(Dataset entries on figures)
= = = = = = =

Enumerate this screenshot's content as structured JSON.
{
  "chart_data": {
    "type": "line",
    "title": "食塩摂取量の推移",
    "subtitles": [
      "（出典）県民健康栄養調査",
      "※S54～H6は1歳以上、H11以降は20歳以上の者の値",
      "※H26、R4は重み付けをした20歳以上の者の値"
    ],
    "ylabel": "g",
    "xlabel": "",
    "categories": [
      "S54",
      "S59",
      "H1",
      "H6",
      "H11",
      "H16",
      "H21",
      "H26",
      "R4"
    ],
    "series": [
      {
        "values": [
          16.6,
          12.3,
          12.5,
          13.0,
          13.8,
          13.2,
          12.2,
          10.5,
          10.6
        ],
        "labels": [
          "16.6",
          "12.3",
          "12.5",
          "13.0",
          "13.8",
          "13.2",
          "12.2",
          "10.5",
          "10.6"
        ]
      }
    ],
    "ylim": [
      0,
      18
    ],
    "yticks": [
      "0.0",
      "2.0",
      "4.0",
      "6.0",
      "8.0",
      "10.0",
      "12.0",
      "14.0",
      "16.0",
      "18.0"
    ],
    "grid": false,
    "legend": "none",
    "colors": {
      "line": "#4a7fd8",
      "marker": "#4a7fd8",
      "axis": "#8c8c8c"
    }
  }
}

= = = = = = =

> [Exercise objective]:
Please restate the whole listing word for word.

> [Solution for this problem]:
Enumerate this screenshot's content as structured JSON.
{
  "chart_data": {
    "type": "line",
    "title": "食塩摂取量の推移",
    "subtitles": [
      "（出典）県民健康栄養調査",
      "※S54～H6は1歳以上、H11以降は20歳以上の者の値",
      "※H26、R4は重み付けをした20歳以上の者の値"
    ],
    "ylabel": "g",
    "xlabel": "",
    "categories": [
      "S54",
      "S59",
      "H1",
      "H6",
      "H11",
      "H16",
      "H21",
      "H26",
      "R4"
    ],
    "series": [
      {
        "values": [
          16.6,
          12.3,
          12.5,
          13.0,
          13.8,
          13.2,
          12.2,
          10.5,
          10.6
        ],
        "labels": [
          "16.6",
          "12.3",
          "12.5",
          "13.0",
          "13.8",
          "13.2",
          "12.2",
          "10.5",
          "10.6"
        ]
      }
    ],
    "ylim": [
      0,
      18
    ],
    "yticks": [
      "0.0",
      "2.0",
      "4.0",
      "6.0",
      "8.0",
      "10.0",
      "12.0",
      "14.0",
      "16.0",
      "18.0"
    ],
    "grid": false,
    "legend": "none",
    "colors": {
      "line": "#4a7fd8",
      "marker": "#4a7fd8",
      "axis": "#8c8c8c"
    }
  }
}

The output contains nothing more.